═══ Trecho de origem

Há um velho ditado popular que diz: “A ignorância é uma benção”. Em um mundo de interpretações rasas, reality shows, youtubers, telenovelas, briga de torcidas, exploradores da fé alheia, chavões repetitivos em programas de humor, me parece que a ignorância é uma imposição, uma regra, o aceito como “NORMAL”, tanto que os que desentoam deste padrão e buscam conhecimento são tachados imediatamente pelo senso comum como loucos, esquisitões, estranhos. Como dizia o poeta inglês Thomas Gray “Onde a ignorância é uma benção é loucura ser sábio”.


Não é de hoje que o conhecimento é sinônimo de poder, e seu oposto, a ignorância é sinônimo de submissão, desde as primeiras civilizações aqueles que possuíam um maior conhecimento ocupavam funções elevadas nas diversos sociedades, muitos se auto-proclamaram Reis, Imperadores ou mensageiros dos deuses, e em muitas vezes escravizaram ou justificaram a escravização daqueles que não possuíam compreensão suficiente para duvidar ou se rebelar.

══════
═══ Entradas fornecidas

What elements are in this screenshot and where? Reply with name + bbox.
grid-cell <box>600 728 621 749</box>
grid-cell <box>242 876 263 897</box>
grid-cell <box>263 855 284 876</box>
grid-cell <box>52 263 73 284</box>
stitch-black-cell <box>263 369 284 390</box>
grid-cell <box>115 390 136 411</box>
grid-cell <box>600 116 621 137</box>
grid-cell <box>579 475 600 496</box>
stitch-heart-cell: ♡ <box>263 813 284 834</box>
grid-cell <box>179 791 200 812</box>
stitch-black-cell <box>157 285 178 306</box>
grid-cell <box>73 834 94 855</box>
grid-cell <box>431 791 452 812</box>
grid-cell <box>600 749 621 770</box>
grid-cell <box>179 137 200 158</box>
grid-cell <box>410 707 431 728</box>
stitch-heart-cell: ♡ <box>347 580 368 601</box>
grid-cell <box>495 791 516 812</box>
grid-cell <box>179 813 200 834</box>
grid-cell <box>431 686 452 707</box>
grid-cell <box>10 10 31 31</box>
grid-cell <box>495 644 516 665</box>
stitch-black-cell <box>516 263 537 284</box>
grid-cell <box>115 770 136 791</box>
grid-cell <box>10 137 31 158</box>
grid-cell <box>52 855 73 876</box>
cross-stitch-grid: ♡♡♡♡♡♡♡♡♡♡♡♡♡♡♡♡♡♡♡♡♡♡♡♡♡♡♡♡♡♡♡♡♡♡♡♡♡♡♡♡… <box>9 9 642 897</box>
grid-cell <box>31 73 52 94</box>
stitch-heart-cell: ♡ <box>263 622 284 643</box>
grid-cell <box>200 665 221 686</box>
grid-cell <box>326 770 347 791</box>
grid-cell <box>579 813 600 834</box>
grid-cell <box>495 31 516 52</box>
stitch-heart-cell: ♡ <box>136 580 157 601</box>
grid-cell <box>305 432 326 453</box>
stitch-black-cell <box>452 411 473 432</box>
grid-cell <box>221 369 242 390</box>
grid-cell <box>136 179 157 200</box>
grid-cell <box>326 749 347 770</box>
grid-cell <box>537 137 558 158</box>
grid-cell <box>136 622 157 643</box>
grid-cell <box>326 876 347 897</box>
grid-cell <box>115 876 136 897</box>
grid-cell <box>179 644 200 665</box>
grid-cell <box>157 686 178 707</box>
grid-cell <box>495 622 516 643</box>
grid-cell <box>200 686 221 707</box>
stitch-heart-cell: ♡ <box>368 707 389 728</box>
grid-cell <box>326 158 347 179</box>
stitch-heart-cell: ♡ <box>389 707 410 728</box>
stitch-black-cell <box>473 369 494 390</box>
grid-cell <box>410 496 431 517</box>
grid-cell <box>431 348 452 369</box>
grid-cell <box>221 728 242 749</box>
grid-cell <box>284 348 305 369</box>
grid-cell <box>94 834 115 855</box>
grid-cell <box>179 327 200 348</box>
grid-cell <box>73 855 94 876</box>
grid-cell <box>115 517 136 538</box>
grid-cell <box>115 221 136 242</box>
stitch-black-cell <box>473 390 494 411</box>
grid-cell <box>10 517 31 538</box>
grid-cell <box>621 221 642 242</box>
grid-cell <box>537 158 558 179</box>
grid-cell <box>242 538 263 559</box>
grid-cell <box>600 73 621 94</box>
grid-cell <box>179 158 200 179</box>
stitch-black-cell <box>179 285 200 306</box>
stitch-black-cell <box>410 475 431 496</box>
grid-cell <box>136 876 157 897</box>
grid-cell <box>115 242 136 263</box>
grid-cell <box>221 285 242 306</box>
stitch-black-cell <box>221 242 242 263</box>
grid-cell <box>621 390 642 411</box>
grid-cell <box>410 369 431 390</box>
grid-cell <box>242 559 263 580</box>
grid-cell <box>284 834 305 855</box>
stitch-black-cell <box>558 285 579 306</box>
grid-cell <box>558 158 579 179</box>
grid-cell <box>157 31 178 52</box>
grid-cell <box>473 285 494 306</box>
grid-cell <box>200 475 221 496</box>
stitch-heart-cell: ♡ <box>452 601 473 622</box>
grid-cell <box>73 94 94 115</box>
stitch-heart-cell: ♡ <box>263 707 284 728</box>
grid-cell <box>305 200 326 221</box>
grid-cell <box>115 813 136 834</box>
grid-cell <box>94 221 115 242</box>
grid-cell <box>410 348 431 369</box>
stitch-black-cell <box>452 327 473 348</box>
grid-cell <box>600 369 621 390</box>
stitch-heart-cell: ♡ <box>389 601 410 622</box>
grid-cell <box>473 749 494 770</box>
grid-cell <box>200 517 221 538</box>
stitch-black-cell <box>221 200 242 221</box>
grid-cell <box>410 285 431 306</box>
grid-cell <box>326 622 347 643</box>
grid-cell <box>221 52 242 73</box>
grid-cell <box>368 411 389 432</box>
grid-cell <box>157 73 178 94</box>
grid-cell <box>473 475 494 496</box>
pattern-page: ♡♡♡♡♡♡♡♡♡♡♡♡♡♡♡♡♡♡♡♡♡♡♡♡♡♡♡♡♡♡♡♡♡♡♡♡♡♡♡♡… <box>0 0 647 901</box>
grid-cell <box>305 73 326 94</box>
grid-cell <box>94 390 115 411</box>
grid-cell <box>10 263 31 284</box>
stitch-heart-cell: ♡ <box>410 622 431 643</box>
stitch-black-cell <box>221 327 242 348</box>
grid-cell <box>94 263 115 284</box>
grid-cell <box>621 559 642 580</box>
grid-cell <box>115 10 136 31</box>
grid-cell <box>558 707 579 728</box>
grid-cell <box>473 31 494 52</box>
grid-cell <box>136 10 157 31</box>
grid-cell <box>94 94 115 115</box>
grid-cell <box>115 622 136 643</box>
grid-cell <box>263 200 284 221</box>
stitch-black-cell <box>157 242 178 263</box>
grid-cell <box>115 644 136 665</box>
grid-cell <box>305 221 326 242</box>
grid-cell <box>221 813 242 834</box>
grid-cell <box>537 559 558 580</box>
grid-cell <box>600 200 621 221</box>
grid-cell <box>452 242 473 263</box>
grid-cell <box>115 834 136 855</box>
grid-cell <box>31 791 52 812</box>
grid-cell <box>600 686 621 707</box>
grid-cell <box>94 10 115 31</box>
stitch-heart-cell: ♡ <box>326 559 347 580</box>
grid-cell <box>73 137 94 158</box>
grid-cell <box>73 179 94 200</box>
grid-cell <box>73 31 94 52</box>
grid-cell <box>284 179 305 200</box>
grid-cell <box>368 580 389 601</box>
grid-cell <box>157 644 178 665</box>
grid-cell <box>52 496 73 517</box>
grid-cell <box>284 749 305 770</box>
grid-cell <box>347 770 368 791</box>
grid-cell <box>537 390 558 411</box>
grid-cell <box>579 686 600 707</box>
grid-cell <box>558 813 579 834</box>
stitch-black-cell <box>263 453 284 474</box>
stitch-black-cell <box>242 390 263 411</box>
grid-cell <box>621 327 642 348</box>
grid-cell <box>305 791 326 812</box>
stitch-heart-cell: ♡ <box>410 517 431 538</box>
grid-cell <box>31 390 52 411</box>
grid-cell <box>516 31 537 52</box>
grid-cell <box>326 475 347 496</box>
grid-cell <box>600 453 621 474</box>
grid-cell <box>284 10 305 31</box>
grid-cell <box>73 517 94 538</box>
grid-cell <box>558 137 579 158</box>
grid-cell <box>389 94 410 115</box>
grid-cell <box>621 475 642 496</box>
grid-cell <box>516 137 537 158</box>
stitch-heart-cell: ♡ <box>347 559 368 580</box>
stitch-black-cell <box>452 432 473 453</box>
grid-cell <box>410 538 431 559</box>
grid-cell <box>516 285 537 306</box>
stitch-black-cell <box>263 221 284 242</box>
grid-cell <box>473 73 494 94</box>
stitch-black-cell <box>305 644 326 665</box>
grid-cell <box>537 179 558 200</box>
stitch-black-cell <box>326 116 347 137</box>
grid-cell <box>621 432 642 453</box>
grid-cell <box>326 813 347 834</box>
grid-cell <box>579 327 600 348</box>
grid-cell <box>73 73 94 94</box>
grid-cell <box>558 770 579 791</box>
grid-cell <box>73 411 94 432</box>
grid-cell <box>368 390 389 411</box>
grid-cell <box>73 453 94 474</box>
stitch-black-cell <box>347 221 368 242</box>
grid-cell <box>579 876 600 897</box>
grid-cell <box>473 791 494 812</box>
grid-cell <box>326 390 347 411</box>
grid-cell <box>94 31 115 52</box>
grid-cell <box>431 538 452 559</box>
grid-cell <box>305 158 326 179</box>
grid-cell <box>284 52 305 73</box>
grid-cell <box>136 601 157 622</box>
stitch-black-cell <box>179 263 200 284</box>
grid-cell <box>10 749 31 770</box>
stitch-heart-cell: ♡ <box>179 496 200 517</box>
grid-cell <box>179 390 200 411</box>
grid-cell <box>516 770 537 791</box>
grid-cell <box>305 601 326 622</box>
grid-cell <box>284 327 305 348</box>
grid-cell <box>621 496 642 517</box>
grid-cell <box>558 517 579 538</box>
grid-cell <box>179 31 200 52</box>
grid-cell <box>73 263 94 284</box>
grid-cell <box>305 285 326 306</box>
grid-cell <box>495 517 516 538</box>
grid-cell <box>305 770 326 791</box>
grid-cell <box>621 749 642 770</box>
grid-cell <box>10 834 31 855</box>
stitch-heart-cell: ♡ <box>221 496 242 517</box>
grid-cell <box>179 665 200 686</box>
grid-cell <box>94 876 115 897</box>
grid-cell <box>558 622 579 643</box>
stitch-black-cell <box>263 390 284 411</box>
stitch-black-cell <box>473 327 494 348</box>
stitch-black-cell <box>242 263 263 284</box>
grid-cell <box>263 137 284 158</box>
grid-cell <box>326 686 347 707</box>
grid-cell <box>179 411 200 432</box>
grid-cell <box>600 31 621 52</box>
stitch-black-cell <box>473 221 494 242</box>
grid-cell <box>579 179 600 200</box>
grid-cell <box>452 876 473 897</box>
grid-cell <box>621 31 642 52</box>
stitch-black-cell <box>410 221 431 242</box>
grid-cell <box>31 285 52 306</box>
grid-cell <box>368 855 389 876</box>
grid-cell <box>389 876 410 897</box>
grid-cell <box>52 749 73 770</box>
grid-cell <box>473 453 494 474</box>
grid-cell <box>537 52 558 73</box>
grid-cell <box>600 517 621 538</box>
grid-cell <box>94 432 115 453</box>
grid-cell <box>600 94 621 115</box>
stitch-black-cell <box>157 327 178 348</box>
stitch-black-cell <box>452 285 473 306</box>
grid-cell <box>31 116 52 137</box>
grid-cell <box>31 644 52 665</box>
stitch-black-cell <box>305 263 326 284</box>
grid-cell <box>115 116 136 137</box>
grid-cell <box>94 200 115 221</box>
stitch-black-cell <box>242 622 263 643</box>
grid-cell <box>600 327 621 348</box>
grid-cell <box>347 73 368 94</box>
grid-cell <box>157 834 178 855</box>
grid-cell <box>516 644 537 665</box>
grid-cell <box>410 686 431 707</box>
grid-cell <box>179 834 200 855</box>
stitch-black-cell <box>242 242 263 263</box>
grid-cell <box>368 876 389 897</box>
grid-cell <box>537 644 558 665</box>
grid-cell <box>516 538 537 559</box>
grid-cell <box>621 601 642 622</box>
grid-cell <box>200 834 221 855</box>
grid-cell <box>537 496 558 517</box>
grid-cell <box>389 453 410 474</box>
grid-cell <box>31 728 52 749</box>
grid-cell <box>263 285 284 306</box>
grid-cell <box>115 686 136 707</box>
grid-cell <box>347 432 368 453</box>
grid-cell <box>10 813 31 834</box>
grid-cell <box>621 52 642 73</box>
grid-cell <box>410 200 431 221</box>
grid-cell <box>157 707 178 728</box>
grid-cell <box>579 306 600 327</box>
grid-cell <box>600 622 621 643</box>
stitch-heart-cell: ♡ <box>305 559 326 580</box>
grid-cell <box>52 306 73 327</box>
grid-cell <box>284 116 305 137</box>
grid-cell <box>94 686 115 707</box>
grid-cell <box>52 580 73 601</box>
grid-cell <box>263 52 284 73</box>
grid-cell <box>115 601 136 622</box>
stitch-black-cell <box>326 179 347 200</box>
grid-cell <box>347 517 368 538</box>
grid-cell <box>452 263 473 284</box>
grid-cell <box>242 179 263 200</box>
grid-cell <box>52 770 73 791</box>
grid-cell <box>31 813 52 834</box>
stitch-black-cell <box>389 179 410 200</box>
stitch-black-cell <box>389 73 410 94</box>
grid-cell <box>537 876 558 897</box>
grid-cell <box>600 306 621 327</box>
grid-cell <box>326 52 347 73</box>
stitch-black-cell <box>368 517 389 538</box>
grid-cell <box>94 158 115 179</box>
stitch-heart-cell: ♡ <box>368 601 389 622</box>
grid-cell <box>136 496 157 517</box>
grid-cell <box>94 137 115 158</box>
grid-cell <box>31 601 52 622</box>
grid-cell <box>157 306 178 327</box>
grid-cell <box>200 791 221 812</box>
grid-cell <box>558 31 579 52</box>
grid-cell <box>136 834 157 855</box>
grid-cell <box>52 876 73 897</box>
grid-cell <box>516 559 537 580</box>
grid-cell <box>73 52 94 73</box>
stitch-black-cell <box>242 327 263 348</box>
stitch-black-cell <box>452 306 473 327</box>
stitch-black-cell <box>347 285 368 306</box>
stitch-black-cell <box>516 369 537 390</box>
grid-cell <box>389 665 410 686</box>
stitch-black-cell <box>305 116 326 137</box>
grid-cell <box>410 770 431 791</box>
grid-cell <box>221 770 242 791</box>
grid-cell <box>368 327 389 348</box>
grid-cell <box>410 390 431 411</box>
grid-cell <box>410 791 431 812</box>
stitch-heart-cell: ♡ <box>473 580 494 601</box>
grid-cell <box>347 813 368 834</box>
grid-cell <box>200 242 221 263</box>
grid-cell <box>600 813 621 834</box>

══════

### O que se pede:
[A] Relacione todos os itens que o trecho sobre a ignorância enumera logo após as palavras “Em um mundo de”.
[B] Prossiga com a redação do trecho sobre a ignorância a partir de sua última frase.
As entradas não têm qualquer papel nesta atividade.

### Respostas redigidas:
[A]
- interpretações rasas
- reality shows
- youtubers
- telenovelas
- briga de torcidas
- exploradores da fé alheia
- chavões repetitivos em programas de humor

[B]
Por centenas de anos novos saberes foram sufocados ou perseguidos pois desmentiam saberes anteriores e que beneficiavam os grupos que detinham o poder, Galileu Galilei foi perseguido e aprisionado por afirmar que a Terra era redonda e que a mesma não era o centro do universo, Giordano Bruno foi cruelmente assassinado pelo “Santo Ofício” por afirmar que o universo era infinito, conhecimentos estes que hoje tão óbvios para todos nós e que custou a vida de muitos. Para ser aceito e se popularizar o conhecimento passa por um conflituoso processo, Artur Schopenhauer (Filósofo alemão do século XIX) afirma que: Toda verdade passa por três estágios, no primeiro, ela é ridicularizada, no segundo, é rejeitada com violência, no terceiro, é aceita como evidente por si própria.”


Os tempos são outros, não vivemos mais a Inquisição, mas ainda hoje o conhecimento é um privilegio de poucos, e negado a população das classes mais pobres, pois pode significar uma ascensão na piramide social, simbolizando uma ameaça aos que historicamente se mantiveram em posição de privilégio. O que outrora fora inibido em nome da religião hoje é inibido em nome do dinheiro, nas palavras de Nietzsche “O que outrora se fazia “por amor a Deus”, hoje se faz por amor do dinheiro, isto é, daquilo que hoje confere o sentimento de poder mais elevado.”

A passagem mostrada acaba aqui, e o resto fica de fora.